▶ Extracted information
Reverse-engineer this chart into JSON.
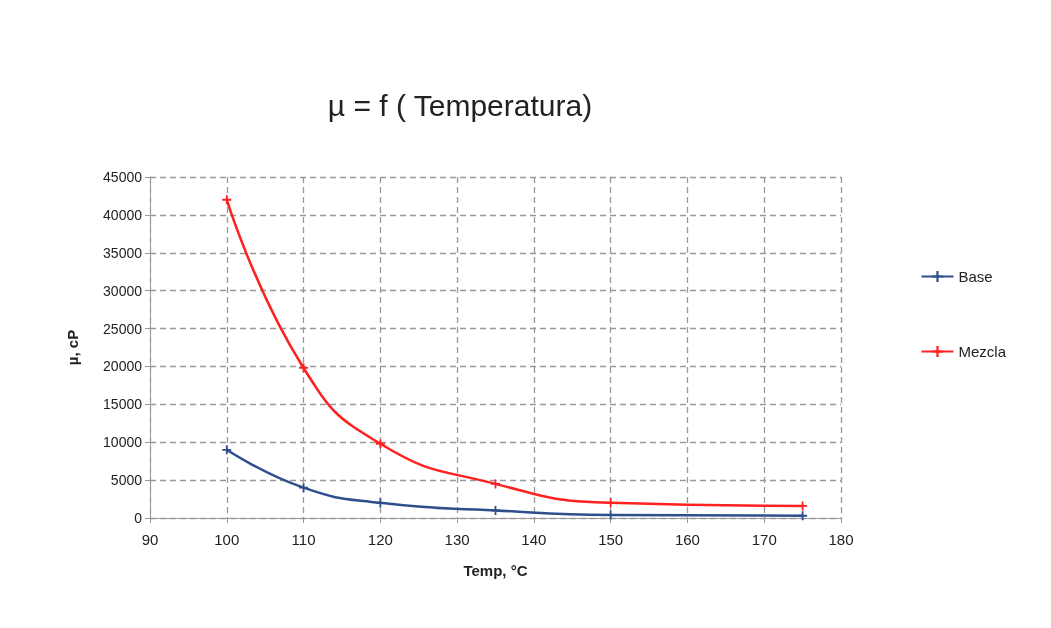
{
  "chart_data": {
    "type": "line",
    "title": "µ = f ( Temperatura)",
    "xlabel": "Temp, °C",
    "ylabel": "µ, cP",
    "x": [
      100,
      110,
      120,
      135,
      150,
      175
    ],
    "series": [
      {
        "name": "Base",
        "color": "#2e4e8c",
        "values": [
          9000,
          4000,
          2000,
          1000,
          400,
          300
        ]
      },
      {
        "name": "Mezcla",
        "color": "#ff2020",
        "values": [
          42000,
          19800,
          9800,
          4500,
          2000,
          1600
        ]
      }
    ],
    "xlim": [
      90,
      180
    ],
    "xticks": [
      90,
      100,
      110,
      120,
      130,
      140,
      150,
      160,
      170,
      180
    ],
    "ylim": [
      0,
      45000
    ],
    "yticks": [
      0,
      5000,
      10000,
      15000,
      20000,
      25000,
      30000,
      35000,
      40000,
      45000
    ],
    "grid": true,
    "legend": "right",
    "marker": "cross",
    "line_style": "solid"
  }
}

▶ Exercise brief
Pictures are excluded; copy every other part of the records exactly.

▶ The solution
Reverse-engineer this chart into JSON.
{
  "chart_data": {
    "type": "line",
    "title": "µ = f ( Temperatura)",
    "xlabel": "Temp, °C",
    "ylabel": "µ, cP",
    "x": [
      100,
      110,
      120,
      135,
      150,
      175
    ],
    "series": [
      {
        "name": "Base",
        "color": "#2e4e8c",
        "values": [
          9000,
          4000,
          2000,
          1000,
          400,
          300
        ]
      },
      {
        "name": "Mezcla",
        "color": "#ff2020",
        "values": [
          42000,
          19800,
          9800,
          4500,
          2000,
          1600
        ]
      }
    ],
    "xlim": [
      90,
      180
    ],
    "xticks": [
      90,
      100,
      110,
      120,
      130,
      140,
      150,
      160,
      170,
      180
    ],
    "ylim": [
      0,
      45000
    ],
    "yticks": [
      0,
      5000,
      10000,
      15000,
      20000,
      25000,
      30000,
      35000,
      40000,
      45000
    ],
    "grid": true,
    "legend": "right",
    "marker": "cross",
    "line_style": "solid"
  }
}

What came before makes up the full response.